* BRIEF
Locate and copy all lines bearing the word "average".

* RECORDS PROVIDED
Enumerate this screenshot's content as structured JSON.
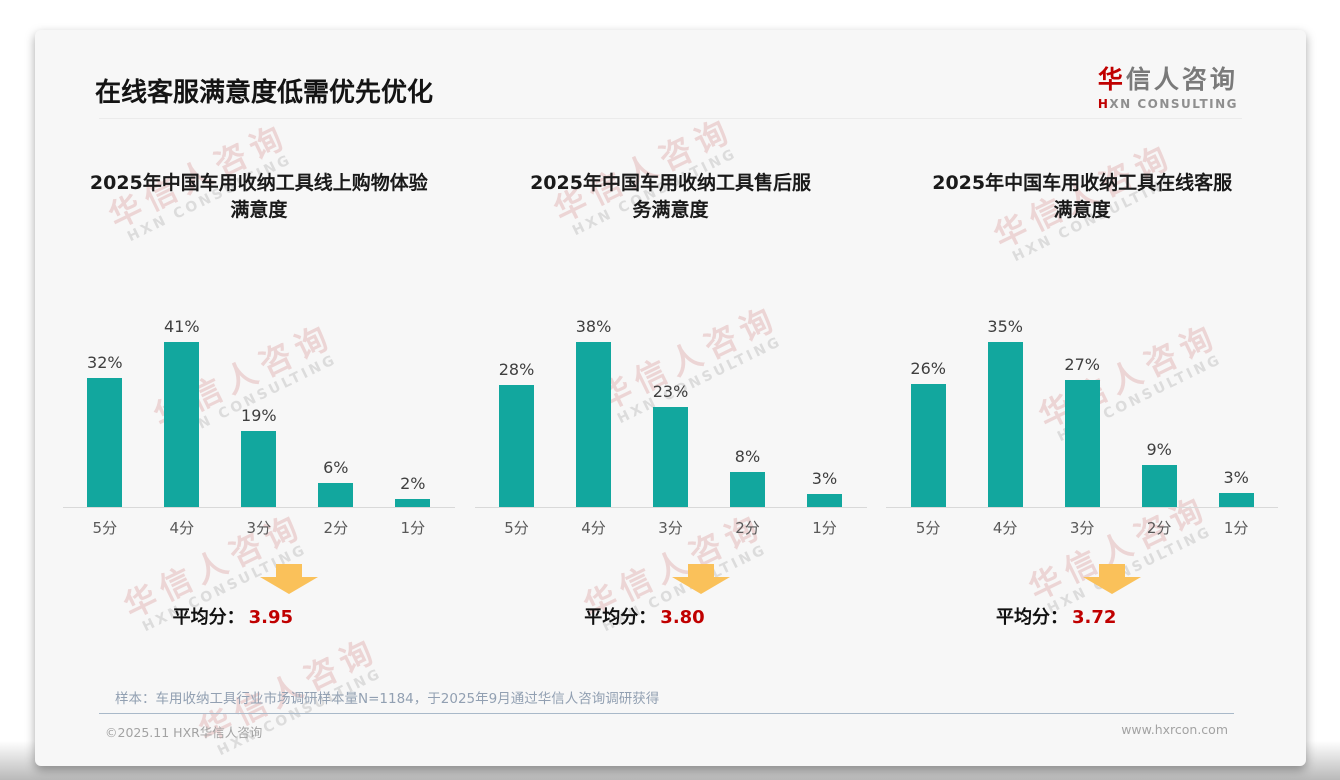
{
  "slide": {
    "title": "在线客服满意度低需优先优化",
    "logo": {
      "cn_accent": "华",
      "cn_rest": "信人咨询",
      "en_accent": "H",
      "en_rest": "XN CONSULTING"
    },
    "watermark": {
      "cn": "华信人咨询",
      "en": "HXN CONSULTING"
    },
    "avg_label": "平均分：",
    "sample_note": "样本：车用收纳工具行业市场调研样本量N=1184，于2025年9月通过华信人咨询调研获得",
    "footer_left": "©2025.11 HXR华信人咨询",
    "footer_right": "www.hxrcon.com"
  },
  "colors": {
    "bar": "#12a79e",
    "accent_red": "#c00000",
    "arrow": "#fac15a",
    "card_bg": "#f7f7f7"
  },
  "chart_data": [
    {
      "type": "bar",
      "title": "2025年中国车用收纳工具线上购物体验\n满意度",
      "categories": [
        "5分",
        "4分",
        "3分",
        "2分",
        "1分"
      ],
      "values": [
        32,
        41,
        19,
        6,
        2
      ],
      "unit": "%",
      "average": "3.95",
      "grid": false,
      "legend": false
    },
    {
      "type": "bar",
      "title": "2025年中国车用收纳工具售后服\n务满意度",
      "categories": [
        "5分",
        "4分",
        "3分",
        "2分",
        "1分"
      ],
      "values": [
        28,
        38,
        23,
        8,
        3
      ],
      "unit": "%",
      "average": "3.80",
      "grid": false,
      "legend": false
    },
    {
      "type": "bar",
      "title": "2025年中国车用收纳工具在线客服\n满意度",
      "categories": [
        "5分",
        "4分",
        "3分",
        "2分",
        "1分"
      ],
      "values": [
        26,
        35,
        27,
        9,
        3
      ],
      "unit": "%",
      "average": "3.72",
      "grid": false,
      "legend": false
    }
  ]
}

* ANSWER
      "average": "3.95",
      "average": "3.80",
      "average": "3.72",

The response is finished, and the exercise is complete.